An exact copy of every record is needed, with the pictures left out.
┌─ Dataset excerpts
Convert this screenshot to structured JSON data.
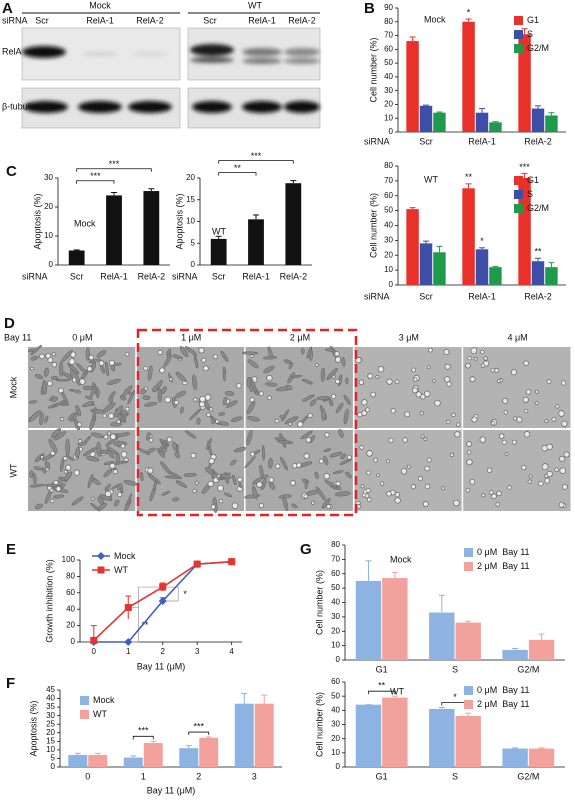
{
  "panel_labels": [
    "A",
    "B",
    "C",
    "D",
    "E",
    "F",
    "G"
  ],
  "blot": {
    "groups": [
      "Mock",
      "WT"
    ],
    "row_label": "siRNA",
    "lanes": [
      "Scr",
      "RelA-1",
      "RelA-2",
      "Scr",
      "RelA-1",
      "RelA-2"
    ],
    "proteins": [
      "RelA",
      "β-tubulin"
    ]
  },
  "micrographs": {
    "label": "Bay 11",
    "doses": [
      "0 μM",
      "1 μM",
      "2 μM",
      "3 μM",
      "4 μM"
    ],
    "rows": [
      "Mock",
      "WT"
    ]
  },
  "chart_data": [
    {
      "type": "bar",
      "annotation": "Mock",
      "y_label": "Cell number (%)",
      "category_label": "siRNA",
      "categories": [
        "Scr",
        "RelA-1",
        "RelA-2"
      ],
      "series": [
        {
          "name": "G1",
          "color": "#e8312a",
          "values": [
            66,
            80,
            71
          ],
          "errors": [
            3,
            2,
            4
          ],
          "stars": [
            null,
            "*",
            null
          ]
        },
        {
          "name": "S",
          "color": "#3d4fa8",
          "values": [
            19,
            14,
            17
          ],
          "errors": [
            0.5,
            3,
            2
          ]
        },
        {
          "name": "G2/M",
          "color": "#1f9a4a",
          "values": [
            14,
            7,
            12
          ],
          "errors": [
            0.5,
            0.5,
            2
          ]
        }
      ],
      "ylim": [
        0,
        90
      ],
      "yticks": [
        0,
        10,
        20,
        30,
        40,
        50,
        60,
        70,
        80,
        90
      ],
      "legend": "upper right"
    },
    {
      "type": "bar",
      "annotation": "WT",
      "y_label": "Cell number (%)",
      "category_label": "siRNA",
      "categories": [
        "Scr",
        "RelA-1",
        "RelA-2"
      ],
      "series": [
        {
          "name": "G1",
          "color": "#e8312a",
          "values": [
            51,
            65,
            72
          ],
          "errors": [
            1,
            3,
            3
          ],
          "stars": [
            null,
            "**",
            "***"
          ]
        },
        {
          "name": "S",
          "color": "#3d4fa8",
          "values": [
            28,
            24,
            16
          ],
          "errors": [
            1.5,
            1,
            2
          ],
          "stars": [
            null,
            "*",
            "**"
          ]
        },
        {
          "name": "G2/M",
          "color": "#1f9a4a",
          "values": [
            22,
            12,
            12
          ],
          "errors": [
            4,
            0.5,
            3
          ]
        }
      ],
      "ylim": [
        0,
        80
      ],
      "yticks": [
        0,
        10,
        20,
        30,
        40,
        50,
        60,
        70,
        80
      ],
      "legend": "upper right"
    },
    {
      "type": "bar",
      "annotation": "Mock",
      "y_label": "Apoptosis (%)",
      "category_label": "siRNA",
      "categories": [
        "Scr",
        "RelA-1",
        "RelA-2"
      ],
      "series": [
        {
          "color": "#111111",
          "values": [
            5,
            24,
            25.5
          ],
          "errors": [
            0.2,
            1,
            0.8
          ]
        }
      ],
      "ylim": [
        0,
        30
      ],
      "yticks": [
        0,
        10,
        20,
        30
      ],
      "brackets": [
        {
          "between": [
            "Scr",
            "RelA-1"
          ],
          "label": "***"
        },
        {
          "between": [
            "Scr",
            "RelA-2"
          ],
          "label": "***"
        }
      ]
    },
    {
      "type": "bar",
      "annotation": "WT",
      "y_label": "Apoptosis (%)",
      "category_label": "siRNA",
      "categories": [
        "Scr",
        "RelA-1",
        "RelA-2"
      ],
      "series": [
        {
          "color": "#111111",
          "values": [
            6,
            10.5,
            18.8
          ],
          "errors": [
            0.6,
            1,
            0.6
          ]
        }
      ],
      "ylim": [
        0,
        20
      ],
      "yticks": [
        0,
        5,
        10,
        15,
        20
      ],
      "brackets": [
        {
          "between": [
            "Scr",
            "RelA-1"
          ],
          "label": "**"
        },
        {
          "between": [
            "Scr",
            "RelA-2"
          ],
          "label": "***"
        }
      ]
    },
    {
      "type": "line",
      "x_label": "Bay 11 (μM)",
      "y_label": "Growth inhibition (%)",
      "x": [
        0,
        1,
        2,
        3,
        4
      ],
      "series": [
        {
          "name": "Mock",
          "color": "#3f5fc4",
          "marker": "diamond",
          "values": [
            0,
            0,
            50,
            95,
            98
          ],
          "errors": [
            0,
            0,
            4,
            2,
            2
          ]
        },
        {
          "name": "WT",
          "color": "#e3342f",
          "marker": "square",
          "values": [
            2,
            42,
            67,
            95,
            98
          ],
          "errors": [
            18,
            14,
            5,
            2,
            2
          ]
        }
      ],
      "xlim": [
        -0.4,
        4.3
      ],
      "ylim": [
        0,
        100
      ],
      "xticks": [
        0,
        1,
        2,
        3,
        4
      ],
      "yticks": [
        0,
        20,
        40,
        60,
        80,
        100
      ],
      "annotations": [
        "*",
        "**"
      ],
      "legend": "upper left"
    },
    {
      "type": "bar",
      "x_label": "Bay 11 (μM)",
      "y_label": "Apoptosis (%)",
      "categories": [
        "0",
        "1",
        "2",
        "3"
      ],
      "series": [
        {
          "name": "Mock",
          "color": "#8db3e2",
          "values": [
            7,
            5.5,
            11,
            37
          ],
          "errors": [
            1,
            1,
            1.5,
            6
          ]
        },
        {
          "name": "WT",
          "color": "#f2a19d",
          "values": [
            7,
            14,
            17,
            37
          ],
          "errors": [
            1,
            1,
            0.5,
            5
          ]
        }
      ],
      "ylim": [
        0,
        45
      ],
      "yticks": [
        0,
        5,
        10,
        15,
        20,
        25,
        30,
        35,
        40,
        45
      ],
      "category_stars": [
        null,
        "***",
        "***",
        null
      ],
      "legend": "upper left"
    },
    {
      "type": "bar",
      "annotation": "Mock",
      "y_label": "Cell number (%)",
      "categories": [
        "G1",
        "S",
        "G2/M"
      ],
      "series": [
        {
          "name": "0 μM  Bay 11",
          "color": "#8db3e2",
          "values": [
            55,
            33,
            7
          ],
          "errors": [
            14,
            12,
            1
          ]
        },
        {
          "name": "2 μM  Bay 11",
          "color": "#f2a19d",
          "values": [
            57,
            26,
            14
          ],
          "errors": [
            4,
            1,
            4
          ]
        }
      ],
      "ylim": [
        0,
        80
      ],
      "yticks": [
        0,
        10,
        20,
        30,
        40,
        50,
        60,
        70,
        80
      ],
      "legend": "upper right"
    },
    {
      "type": "bar",
      "annotation": "WT",
      "y_label": "Cell number (%)",
      "categories": [
        "G1",
        "S",
        "G2/M"
      ],
      "series": [
        {
          "name": "0 μM  Bay 11",
          "color": "#8db3e2",
          "values": [
            44,
            41,
            13
          ],
          "errors": [
            0,
            1,
            0.5
          ]
        },
        {
          "name": "2 μM  Bay 11",
          "color": "#f2a19d",
          "values": [
            49,
            36,
            13
          ],
          "errors": [
            1,
            2,
            0.5
          ]
        }
      ],
      "ylim": [
        0,
        60
      ],
      "yticks": [
        0,
        10,
        20,
        30,
        40,
        50,
        60
      ],
      "category_stars": [
        "**",
        "*",
        null
      ],
      "legend": "upper right"
    }
  ]
}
└─
Task answer>
Convert this screenshot to structured JSON data.
{
  "panel_labels": [
    "A",
    "B",
    "C",
    "D",
    "E",
    "F",
    "G"
  ],
  "blot": {
    "groups": [
      "Mock",
      "WT"
    ],
    "row_label": "siRNA",
    "lanes": [
      "Scr",
      "RelA-1",
      "RelA-2",
      "Scr",
      "RelA-1",
      "RelA-2"
    ],
    "proteins": [
      "RelA",
      "β-tubulin"
    ]
  },
  "micrographs": {
    "label": "Bay 11",
    "doses": [
      "0 μM",
      "1 μM",
      "2 μM",
      "3 μM",
      "4 μM"
    ],
    "rows": [
      "Mock",
      "WT"
    ]
  },
  "chart_data": [
    {
      "type": "bar",
      "annotation": "Mock",
      "y_label": "Cell number (%)",
      "category_label": "siRNA",
      "categories": [
        "Scr",
        "RelA-1",
        "RelA-2"
      ],
      "series": [
        {
          "name": "G1",
          "color": "#e8312a",
          "values": [
            66,
            80,
            71
          ],
          "errors": [
            3,
            2,
            4
          ],
          "stars": [
            null,
            "*",
            null
          ]
        },
        {
          "name": "S",
          "color": "#3d4fa8",
          "values": [
            19,
            14,
            17
          ],
          "errors": [
            0.5,
            3,
            2
          ]
        },
        {
          "name": "G2/M",
          "color": "#1f9a4a",
          "values": [
            14,
            7,
            12
          ],
          "errors": [
            0.5,
            0.5,
            2
          ]
        }
      ],
      "ylim": [
        0,
        90
      ],
      "yticks": [
        0,
        10,
        20,
        30,
        40,
        50,
        60,
        70,
        80,
        90
      ],
      "legend": "upper right"
    },
    {
      "type": "bar",
      "annotation": "WT",
      "y_label": "Cell number (%)",
      "category_label": "siRNA",
      "categories": [
        "Scr",
        "RelA-1",
        "RelA-2"
      ],
      "series": [
        {
          "name": "G1",
          "color": "#e8312a",
          "values": [
            51,
            65,
            72
          ],
          "errors": [
            1,
            3,
            3
          ],
          "stars": [
            null,
            "**",
            "***"
          ]
        },
        {
          "name": "S",
          "color": "#3d4fa8",
          "values": [
            28,
            24,
            16
          ],
          "errors": [
            1.5,
            1,
            2
          ],
          "stars": [
            null,
            "*",
            "**"
          ]
        },
        {
          "name": "G2/M",
          "color": "#1f9a4a",
          "values": [
            22,
            12,
            12
          ],
          "errors": [
            4,
            0.5,
            3
          ]
        }
      ],
      "ylim": [
        0,
        80
      ],
      "yticks": [
        0,
        10,
        20,
        30,
        40,
        50,
        60,
        70,
        80
      ],
      "legend": "upper right"
    },
    {
      "type": "bar",
      "annotation": "Mock",
      "y_label": "Apoptosis (%)",
      "category_label": "siRNA",
      "categories": [
        "Scr",
        "RelA-1",
        "RelA-2"
      ],
      "series": [
        {
          "color": "#111111",
          "values": [
            5,
            24,
            25.5
          ],
          "errors": [
            0.2,
            1,
            0.8
          ]
        }
      ],
      "ylim": [
        0,
        30
      ],
      "yticks": [
        0,
        10,
        20,
        30
      ],
      "brackets": [
        {
          "between": [
            "Scr",
            "RelA-1"
          ],
          "label": "***"
        },
        {
          "between": [
            "Scr",
            "RelA-2"
          ],
          "label": "***"
        }
      ]
    },
    {
      "type": "bar",
      "annotation": "WT",
      "y_label": "Apoptosis (%)",
      "category_label": "siRNA",
      "categories": [
        "Scr",
        "RelA-1",
        "RelA-2"
      ],
      "series": [
        {
          "color": "#111111",
          "values": [
            6,
            10.5,
            18.8
          ],
          "errors": [
            0.6,
            1,
            0.6
          ]
        }
      ],
      "ylim": [
        0,
        20
      ],
      "yticks": [
        0,
        5,
        10,
        15,
        20
      ],
      "brackets": [
        {
          "between": [
            "Scr",
            "RelA-1"
          ],
          "label": "**"
        },
        {
          "between": [
            "Scr",
            "RelA-2"
          ],
          "label": "***"
        }
      ]
    },
    {
      "type": "line",
      "x_label": "Bay 11 (μM)",
      "y_label": "Growth inhibition (%)",
      "x": [
        0,
        1,
        2,
        3,
        4
      ],
      "series": [
        {
          "name": "Mock",
          "color": "#3f5fc4",
          "marker": "diamond",
          "values": [
            0,
            0,
            50,
            95,
            98
          ],
          "errors": [
            0,
            0,
            4,
            2,
            2
          ]
        },
        {
          "name": "WT",
          "color": "#e3342f",
          "marker": "square",
          "values": [
            2,
            42,
            67,
            95,
            98
          ],
          "errors": [
            18,
            14,
            5,
            2,
            2
          ]
        }
      ],
      "xlim": [
        -0.4,
        4.3
      ],
      "ylim": [
        0,
        100
      ],
      "xticks": [
        0,
        1,
        2,
        3,
        4
      ],
      "yticks": [
        0,
        20,
        40,
        60,
        80,
        100
      ],
      "annotations": [
        "*",
        "**"
      ],
      "legend": "upper left"
    },
    {
      "type": "bar",
      "x_label": "Bay 11 (μM)",
      "y_label": "Apoptosis (%)",
      "categories": [
        "0",
        "1",
        "2",
        "3"
      ],
      "series": [
        {
          "name": "Mock",
          "color": "#8db3e2",
          "values": [
            7,
            5.5,
            11,
            37
          ],
          "errors": [
            1,
            1,
            1.5,
            6
          ]
        },
        {
          "name": "WT",
          "color": "#f2a19d",
          "values": [
            7,
            14,
            17,
            37
          ],
          "errors": [
            1,
            1,
            0.5,
            5
          ]
        }
      ],
      "ylim": [
        0,
        45
      ],
      "yticks": [
        0,
        5,
        10,
        15,
        20,
        25,
        30,
        35,
        40,
        45
      ],
      "category_stars": [
        null,
        "***",
        "***",
        null
      ],
      "legend": "upper left"
    },
    {
      "type": "bar",
      "annotation": "Mock",
      "y_label": "Cell number (%)",
      "categories": [
        "G1",
        "S",
        "G2/M"
      ],
      "series": [
        {
          "name": "0 μM  Bay 11",
          "color": "#8db3e2",
          "values": [
            55,
            33,
            7
          ],
          "errors": [
            14,
            12,
            1
          ]
        },
        {
          "name": "2 μM  Bay 11",
          "color": "#f2a19d",
          "values": [
            57,
            26,
            14
          ],
          "errors": [
            4,
            1,
            4
          ]
        }
      ],
      "ylim": [
        0,
        80
      ],
      "yticks": [
        0,
        10,
        20,
        30,
        40,
        50,
        60,
        70,
        80
      ],
      "legend": "upper right"
    },
    {
      "type": "bar",
      "annotation": "WT",
      "y_label": "Cell number (%)",
      "categories": [
        "G1",
        "S",
        "G2/M"
      ],
      "series": [
        {
          "name": "0 μM  Bay 11",
          "color": "#8db3e2",
          "values": [
            44,
            41,
            13
          ],
          "errors": [
            0,
            1,
            0.5
          ]
        },
        {
          "name": "2 μM  Bay 11",
          "color": "#f2a19d",
          "values": [
            49,
            36,
            13
          ],
          "errors": [
            1,
            2,
            0.5
          ]
        }
      ],
      "ylim": [
        0,
        60
      ],
      "yticks": [
        0,
        10,
        20,
        30,
        40,
        50,
        60
      ],
      "category_stars": [
        "**",
        "*",
        null
      ],
      "legend": "upper right"
    }
  ]
}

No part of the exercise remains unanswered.